Goal: Going through the material below, please gather all lines with the word "title" in them.

==============================

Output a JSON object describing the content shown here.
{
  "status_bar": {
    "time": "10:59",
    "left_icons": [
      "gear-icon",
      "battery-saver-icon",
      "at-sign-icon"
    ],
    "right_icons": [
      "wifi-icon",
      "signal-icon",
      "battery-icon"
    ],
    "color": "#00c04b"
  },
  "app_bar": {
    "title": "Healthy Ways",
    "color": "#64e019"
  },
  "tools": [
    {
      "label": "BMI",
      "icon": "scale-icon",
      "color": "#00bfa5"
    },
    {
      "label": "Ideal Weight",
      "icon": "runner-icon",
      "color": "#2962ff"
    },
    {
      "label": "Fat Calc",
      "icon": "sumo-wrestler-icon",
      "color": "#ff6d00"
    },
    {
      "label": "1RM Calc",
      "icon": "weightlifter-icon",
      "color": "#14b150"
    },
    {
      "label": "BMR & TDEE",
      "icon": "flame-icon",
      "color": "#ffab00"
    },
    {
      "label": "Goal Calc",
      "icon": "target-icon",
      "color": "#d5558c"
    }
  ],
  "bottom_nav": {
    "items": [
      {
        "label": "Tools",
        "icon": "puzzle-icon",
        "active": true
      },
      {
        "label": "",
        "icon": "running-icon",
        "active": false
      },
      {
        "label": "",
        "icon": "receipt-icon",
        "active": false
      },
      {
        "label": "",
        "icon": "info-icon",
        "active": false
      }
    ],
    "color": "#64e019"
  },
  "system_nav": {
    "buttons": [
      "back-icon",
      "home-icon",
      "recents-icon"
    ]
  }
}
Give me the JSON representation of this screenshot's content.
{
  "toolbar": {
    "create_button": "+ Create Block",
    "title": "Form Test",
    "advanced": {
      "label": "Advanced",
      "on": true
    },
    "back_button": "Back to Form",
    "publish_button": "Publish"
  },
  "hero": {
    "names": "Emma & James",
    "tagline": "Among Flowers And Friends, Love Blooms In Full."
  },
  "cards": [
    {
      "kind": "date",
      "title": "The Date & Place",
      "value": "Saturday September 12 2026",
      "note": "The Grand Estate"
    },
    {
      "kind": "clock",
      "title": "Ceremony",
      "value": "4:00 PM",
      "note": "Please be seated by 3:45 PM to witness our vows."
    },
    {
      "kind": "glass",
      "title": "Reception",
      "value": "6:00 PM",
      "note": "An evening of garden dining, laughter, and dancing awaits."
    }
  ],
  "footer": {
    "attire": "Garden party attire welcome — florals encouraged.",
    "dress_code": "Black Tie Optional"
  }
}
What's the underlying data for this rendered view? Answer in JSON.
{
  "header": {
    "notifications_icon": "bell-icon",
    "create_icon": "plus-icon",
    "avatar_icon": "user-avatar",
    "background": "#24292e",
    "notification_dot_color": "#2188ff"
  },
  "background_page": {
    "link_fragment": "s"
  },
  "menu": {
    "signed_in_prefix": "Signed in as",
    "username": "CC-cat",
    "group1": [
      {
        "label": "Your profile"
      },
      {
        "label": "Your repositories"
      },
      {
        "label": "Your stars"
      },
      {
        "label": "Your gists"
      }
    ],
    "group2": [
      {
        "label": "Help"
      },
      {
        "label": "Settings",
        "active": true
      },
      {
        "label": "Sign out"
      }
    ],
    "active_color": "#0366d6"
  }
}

==============================

Solution to this task:
    "title": "Healthy Ways",
    "title": "Form Test",
      "title": "The Date & Place",
      "title": "Ceremony",
      "title": "Reception",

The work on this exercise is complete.